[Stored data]
___

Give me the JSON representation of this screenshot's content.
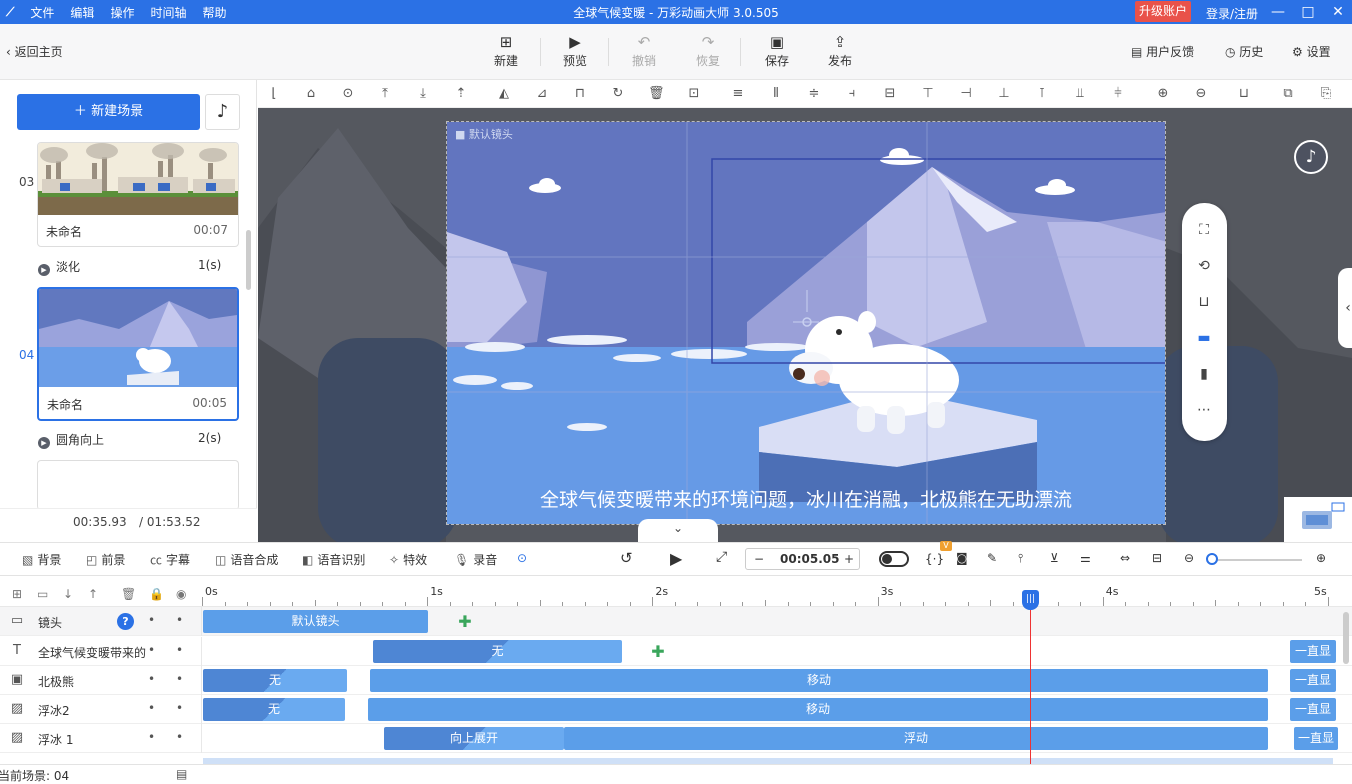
{
  "titlebar": {
    "menu": [
      "文件",
      "编辑",
      "操作",
      "时间轴",
      "帮助"
    ],
    "title": "全球气候变暖 - 万彩动画大师 3.0.505",
    "upgrade": "升级账户",
    "login": "登录/注册"
  },
  "toolbar": {
    "back": "返回主页",
    "new": "新建",
    "preview": "预览",
    "undo": "撤销",
    "redo": "恢复",
    "save": "保存",
    "publish": "发布",
    "feedback": "用户反馈",
    "history": "历史",
    "settings": "设置"
  },
  "scenes": {
    "new_scene": "新建场景",
    "items": [
      {
        "num": "03",
        "name": "未命名",
        "time": "00:07",
        "transition": "淡化",
        "trans_dur": "1(s)"
      },
      {
        "num": "04",
        "name": "未命名",
        "time": "00:05",
        "transition": "圆角向上",
        "trans_dur": "2(s)"
      }
    ],
    "current_time": "00:35.93",
    "total_time": "/ 01:53.52"
  },
  "canvas": {
    "camera_label": "默认镜头",
    "subtitle": "全球气候变暖带来的环境问题，冰川在消融，北极熊在无助漂流"
  },
  "controls": {
    "background": "背景",
    "foreground": "前景",
    "caption": "字幕",
    "tts": "语音合成",
    "asr": "语音识别",
    "effects": "特效",
    "record": "录音",
    "timecode": "00:05.05",
    "vip_badge": "V"
  },
  "timeline": {
    "ruler": [
      "0s",
      "1s",
      "2s",
      "3s",
      "4s",
      "5s"
    ],
    "tracks": [
      {
        "name": "镜头",
        "blocks": [
          {
            "label": "默认镜头"
          }
        ]
      },
      {
        "name": "全球气候变暖带来的",
        "blocks": [
          {
            "label": "无"
          }
        ],
        "always": "一直显"
      },
      {
        "name": "北极熊",
        "blocks": [
          {
            "label": "无"
          },
          {
            "label": "移动"
          }
        ],
        "always": "一直显"
      },
      {
        "name": "浮冰2",
        "blocks": [
          {
            "label": "无"
          },
          {
            "label": "移动"
          }
        ],
        "always": "一直显"
      },
      {
        "name": "浮冰 1",
        "blocks": [
          {
            "label": "向上展开"
          },
          {
            "label": "浮动"
          }
        ],
        "always": "一直显"
      }
    ],
    "help_icon": "?"
  },
  "status": {
    "current_scene": "当前场景: 04"
  },
  "colors": {
    "accent": "#2b71e5",
    "upgrade": "#e9524a",
    "block": "#5b9ee9",
    "playhead": "#e33333"
  }
}
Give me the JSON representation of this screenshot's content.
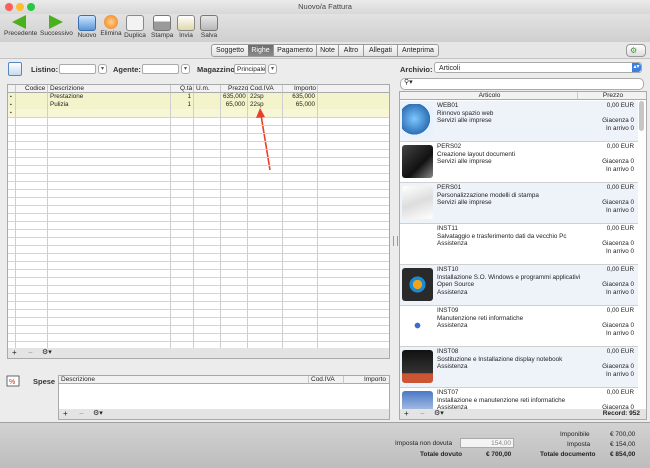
{
  "window": {
    "title": "Nuovo/a Fattura"
  },
  "toolbar": {
    "prev": "Precedente",
    "next": "Successivo",
    "new": "Nuovo",
    "delete": "Elimina",
    "duplicate": "Duplica",
    "print": "Stampa",
    "send": "Invia",
    "save": "Salva"
  },
  "tabs": [
    "Soggetto",
    "Righe",
    "Pagamento",
    "Note",
    "Altro",
    "Allegati",
    "Anteprima"
  ],
  "active_tab": "Righe",
  "form": {
    "listino_label": "Listino:",
    "listino_value": "",
    "agente_label": "Agente:",
    "agente_value": "",
    "magazzino_label": "Magazzino:",
    "magazzino_value": "Principale"
  },
  "grid": {
    "headers": [
      "Codice",
      "Descrizione",
      "Q.tà",
      "U.m.",
      "Prezzo",
      "Cod.IVA",
      "Importo"
    ],
    "rows": [
      {
        "codice": "",
        "descrizione": "Prestazione",
        "qta": "1",
        "um": "",
        "prezzo": "635,000",
        "iva": "22sp",
        "importo": "635,000"
      },
      {
        "codice": "",
        "descrizione": "Pulizia",
        "qta": "1",
        "um": "",
        "prezzo": "65,000",
        "iva": "22sp",
        "importo": "65,000"
      }
    ]
  },
  "spese": {
    "label": "Spese",
    "headers": [
      "Descrizione",
      "Cod.IVA",
      "Importo"
    ]
  },
  "archive": {
    "label": "Archivio:",
    "value": "Articoli",
    "search_placeholder": "",
    "col_articolo": "Articolo",
    "col_prezzo": "Prezzo",
    "items": [
      {
        "code": "WEB01",
        "name": "Rinnovo spazio web",
        "category": "Servizi alle imprese",
        "price": "0,00 EUR",
        "giacenza": "Giacenza 0",
        "arrivo": "In arrivo 0"
      },
      {
        "code": "PERS02",
        "name": "Creazione layout documenti",
        "category": "Servizi alle imprese",
        "price": "0,00 EUR",
        "giacenza": "Giacenza 0",
        "arrivo": "In arrivo 0"
      },
      {
        "code": "PERS01",
        "name": "Personalizzazione modelli di stampa",
        "category": "Servizi alle imprese",
        "price": "0,00 EUR",
        "giacenza": "Giacenza 0",
        "arrivo": "In arrivo 0"
      },
      {
        "code": "INST11",
        "name": "Salvataggio e trasferimento dati da vecchio Pc",
        "category": "Assistenza",
        "price": "0,00 EUR",
        "giacenza": "Giacenza 0",
        "arrivo": "In arrivo 0"
      },
      {
        "code": "INST10",
        "name": "Installazione S.O. Windows e programmi applicativi",
        "category": "Open Source\nAssistenza",
        "price": "0,00 EUR",
        "giacenza": "Giacenza 0",
        "arrivo": "In arrivo 0"
      },
      {
        "code": "INST09",
        "name": "Manutenzione reti informatiche",
        "category": "Assistenza",
        "price": "0,00 EUR",
        "giacenza": "Giacenza 0",
        "arrivo": "In arrivo 0"
      },
      {
        "code": "INST08",
        "name": "Sostituzione e Installazione display notebook",
        "category": "Assistenza",
        "price": "0,00 EUR",
        "giacenza": "Giacenza 0",
        "arrivo": "In arrivo 0"
      },
      {
        "code": "INST07",
        "name": "Installazione e manutenzione reti informatiche",
        "category": "Assistenza",
        "price": "0,00 EUR",
        "giacenza": "Giacenza 0",
        "arrivo": ""
      }
    ],
    "record_count": "Record: 952"
  },
  "totals": {
    "imponibile_label": "Imponibile",
    "imponibile": "€ 700,00",
    "imposta_label": "Imposta",
    "imposta": "€ 154,00",
    "non_dovuta_label": "Imposta non dovuta",
    "non_dovuta": "154,00",
    "totale_dovuto_label": "Totale dovuto",
    "totale_dovuto": "€ 700,00",
    "totale_documento_label": "Totale documento",
    "totale_documento": "€ 854,00"
  }
}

___

Output every entry exactly as given; pictures are not part of the copy.

## [Written solution]
Give me the JSON representation of this screenshot's content.
{
  "titlebar": {
    "menu": [
      "文件",
      "编辑",
      "操作",
      "时间轴",
      "帮助"
    ],
    "title": "全球气候变暖 - 万彩动画大师 3.0.505",
    "upgrade": "升级账户",
    "login": "登录/注册"
  },
  "toolbar": {
    "back": "返回主页",
    "new": "新建",
    "preview": "预览",
    "undo": "撤销",
    "redo": "恢复",
    "save": "保存",
    "publish": "发布",
    "feedback": "用户反馈",
    "history": "历史",
    "settings": "设置"
  },
  "scenes": {
    "new_scene": "新建场景",
    "items": [
      {
        "num": "03",
        "name": "未命名",
        "time": "00:07",
        "transition": "淡化",
        "trans_dur": "1(s)"
      },
      {
        "num": "04",
        "name": "未命名",
        "time": "00:05",
        "transition": "圆角向上",
        "trans_dur": "2(s)"
      }
    ],
    "current_time": "00:35.93",
    "total_time": "/ 01:53.52"
  },
  "canvas": {
    "camera_label": "默认镜头",
    "subtitle": "全球气候变暖带来的环境问题，冰川在消融，北极熊在无助漂流"
  },
  "controls": {
    "background": "背景",
    "foreground": "前景",
    "caption": "字幕",
    "tts": "语音合成",
    "asr": "语音识别",
    "effects": "特效",
    "record": "录音",
    "timecode": "00:05.05",
    "vip_badge": "V"
  },
  "timeline": {
    "ruler": [
      "0s",
      "1s",
      "2s",
      "3s",
      "4s",
      "5s"
    ],
    "tracks": [
      {
        "name": "镜头",
        "blocks": [
          {
            "label": "默认镜头"
          }
        ]
      },
      {
        "name": "全球气候变暖带来的",
        "blocks": [
          {
            "label": "无"
          }
        ],
        "always": "一直显"
      },
      {
        "name": "北极熊",
        "blocks": [
          {
            "label": "无"
          },
          {
            "label": "移动"
          }
        ],
        "always": "一直显"
      },
      {
        "name": "浮冰2",
        "blocks": [
          {
            "label": "无"
          },
          {
            "label": "移动"
          }
        ],
        "always": "一直显"
      },
      {
        "name": "浮冰 1",
        "blocks": [
          {
            "label": "向上展开"
          },
          {
            "label": "浮动"
          }
        ],
        "always": "一直显"
      }
    ],
    "help_icon": "?"
  },
  "status": {
    "current_scene": "当前场景: 04"
  },
  "colors": {
    "accent": "#2b71e5",
    "upgrade": "#e9524a",
    "block": "#5b9ee9",
    "playhead": "#e33333"
  }
}
Give me the JSON representation of this screenshot's content.
{
  "window": {
    "title": "Nuovo/a Fattura"
  },
  "toolbar": {
    "prev": "Precedente",
    "next": "Successivo",
    "new": "Nuovo",
    "delete": "Elimina",
    "duplicate": "Duplica",
    "print": "Stampa",
    "send": "Invia",
    "save": "Salva"
  },
  "tabs": [
    "Soggetto",
    "Righe",
    "Pagamento",
    "Note",
    "Altro",
    "Allegati",
    "Anteprima"
  ],
  "active_tab": "Righe",
  "form": {
    "listino_label": "Listino:",
    "listino_value": "",
    "agente_label": "Agente:",
    "agente_value": "",
    "magazzino_label": "Magazzino:",
    "magazzino_value": "Principale"
  },
  "grid": {
    "headers": [
      "Codice",
      "Descrizione",
      "Q.tà",
      "U.m.",
      "Prezzo",
      "Cod.IVA",
      "Importo"
    ],
    "rows": [
      {
        "codice": "",
        "descrizione": "Prestazione",
        "qta": "1",
        "um": "",
        "prezzo": "635,000",
        "iva": "22sp",
        "importo": "635,000"
      },
      {
        "codice": "",
        "descrizione": "Pulizia",
        "qta": "1",
        "um": "",
        "prezzo": "65,000",
        "iva": "22sp",
        "importo": "65,000"
      }
    ]
  },
  "spese": {
    "label": "Spese",
    "headers": [
      "Descrizione",
      "Cod.IVA",
      "Importo"
    ]
  },
  "archive": {
    "label": "Archivio:",
    "value": "Articoli",
    "search_placeholder": "",
    "col_articolo": "Articolo",
    "col_prezzo": "Prezzo",
    "items": [
      {
        "code": "WEB01",
        "name": "Rinnovo spazio web",
        "category": "Servizi alle imprese",
        "price": "0,00 EUR",
        "giacenza": "Giacenza 0",
        "arrivo": "In arrivo 0"
      },
      {
        "code": "PERS02",
        "name": "Creazione layout documenti",
        "category": "Servizi alle imprese",
        "price": "0,00 EUR",
        "giacenza": "Giacenza 0",
        "arrivo": "In arrivo 0"
      },
      {
        "code": "PERS01",
        "name": "Personalizzazione modelli di stampa",
        "category": "Servizi alle imprese",
        "price": "0,00 EUR",
        "giacenza": "Giacenza 0",
        "arrivo": "In arrivo 0"
      },
      {
        "code": "INST11",
        "name": "Salvataggio e trasferimento dati da vecchio Pc",
        "category": "Assistenza",
        "price": "0,00 EUR",
        "giacenza": "Giacenza 0",
        "arrivo": "In arrivo 0"
      },
      {
        "code": "INST10",
        "name": "Installazione S.O. Windows e programmi applicativi",
        "category": "Open Source\nAssistenza",
        "price": "0,00 EUR",
        "giacenza": "Giacenza 0",
        "arrivo": "In arrivo 0"
      },
      {
        "code": "INST09",
        "name": "Manutenzione reti informatiche",
        "category": "Assistenza",
        "price": "0,00 EUR",
        "giacenza": "Giacenza 0",
        "arrivo": "In arrivo 0"
      },
      {
        "code": "INST08",
        "name": "Sostituzione e Installazione display notebook",
        "category": "Assistenza",
        "price": "0,00 EUR",
        "giacenza": "Giacenza 0",
        "arrivo": "In arrivo 0"
      },
      {
        "code": "INST07",
        "name": "Installazione e manutenzione reti informatiche",
        "category": "Assistenza",
        "price": "0,00 EUR",
        "giacenza": "Giacenza 0",
        "arrivo": ""
      }
    ],
    "record_count": "Record: 952"
  },
  "totals": {
    "imponibile_label": "Imponibile",
    "imponibile": "€ 700,00",
    "imposta_label": "Imposta",
    "imposta": "€ 154,00",
    "non_dovuta_label": "Imposta non dovuta",
    "non_dovuta": "154,00",
    "totale_dovuto_label": "Totale dovuto",
    "totale_dovuto": "€ 700,00",
    "totale_documento_label": "Totale documento",
    "totale_documento": "€ 854,00"
  }
}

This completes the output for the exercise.